The request: Count the lines in the data below where the string "rocks" occurs, please, and give the number alone.
Begin Input data
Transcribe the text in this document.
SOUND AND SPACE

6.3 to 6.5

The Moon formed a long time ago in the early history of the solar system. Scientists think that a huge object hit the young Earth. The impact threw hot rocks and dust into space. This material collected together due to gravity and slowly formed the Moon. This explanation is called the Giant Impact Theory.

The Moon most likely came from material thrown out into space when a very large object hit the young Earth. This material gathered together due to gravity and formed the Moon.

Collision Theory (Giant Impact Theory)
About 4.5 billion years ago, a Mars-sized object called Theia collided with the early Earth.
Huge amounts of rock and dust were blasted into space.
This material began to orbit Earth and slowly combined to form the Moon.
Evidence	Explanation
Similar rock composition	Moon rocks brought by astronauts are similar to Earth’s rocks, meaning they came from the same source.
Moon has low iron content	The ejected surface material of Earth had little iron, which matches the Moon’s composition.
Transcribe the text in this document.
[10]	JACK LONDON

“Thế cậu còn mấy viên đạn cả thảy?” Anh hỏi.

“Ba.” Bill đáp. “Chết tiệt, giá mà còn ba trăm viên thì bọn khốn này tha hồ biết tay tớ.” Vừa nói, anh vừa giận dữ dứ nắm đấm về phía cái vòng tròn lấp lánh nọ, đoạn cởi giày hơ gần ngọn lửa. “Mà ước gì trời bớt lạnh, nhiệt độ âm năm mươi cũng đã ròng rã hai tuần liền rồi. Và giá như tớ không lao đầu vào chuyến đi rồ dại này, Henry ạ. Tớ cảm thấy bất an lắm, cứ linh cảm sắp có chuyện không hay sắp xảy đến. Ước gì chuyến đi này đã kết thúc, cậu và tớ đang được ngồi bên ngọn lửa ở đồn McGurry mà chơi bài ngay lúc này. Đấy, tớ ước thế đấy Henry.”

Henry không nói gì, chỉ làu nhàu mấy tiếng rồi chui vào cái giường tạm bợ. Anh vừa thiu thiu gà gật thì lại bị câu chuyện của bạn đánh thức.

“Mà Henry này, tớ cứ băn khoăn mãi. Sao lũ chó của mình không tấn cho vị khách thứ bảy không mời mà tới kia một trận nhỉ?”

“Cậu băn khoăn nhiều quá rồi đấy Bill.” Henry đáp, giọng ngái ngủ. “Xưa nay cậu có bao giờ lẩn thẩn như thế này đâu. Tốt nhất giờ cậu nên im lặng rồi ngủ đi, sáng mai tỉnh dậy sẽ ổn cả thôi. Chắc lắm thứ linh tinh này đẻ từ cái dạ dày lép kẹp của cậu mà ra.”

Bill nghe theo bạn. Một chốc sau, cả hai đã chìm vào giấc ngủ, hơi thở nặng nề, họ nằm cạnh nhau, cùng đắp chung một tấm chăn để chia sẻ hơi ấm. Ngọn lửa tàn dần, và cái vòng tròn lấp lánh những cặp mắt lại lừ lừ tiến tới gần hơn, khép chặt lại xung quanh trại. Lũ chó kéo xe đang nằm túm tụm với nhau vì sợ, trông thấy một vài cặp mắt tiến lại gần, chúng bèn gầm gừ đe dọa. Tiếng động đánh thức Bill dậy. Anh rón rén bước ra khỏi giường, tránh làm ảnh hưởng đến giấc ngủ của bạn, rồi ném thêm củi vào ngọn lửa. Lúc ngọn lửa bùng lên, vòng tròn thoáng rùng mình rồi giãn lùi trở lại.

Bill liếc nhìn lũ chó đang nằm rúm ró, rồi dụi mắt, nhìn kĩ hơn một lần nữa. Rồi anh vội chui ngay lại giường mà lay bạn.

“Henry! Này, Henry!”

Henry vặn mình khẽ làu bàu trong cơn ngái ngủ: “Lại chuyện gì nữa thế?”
End Input data
Solution to the exercise: 2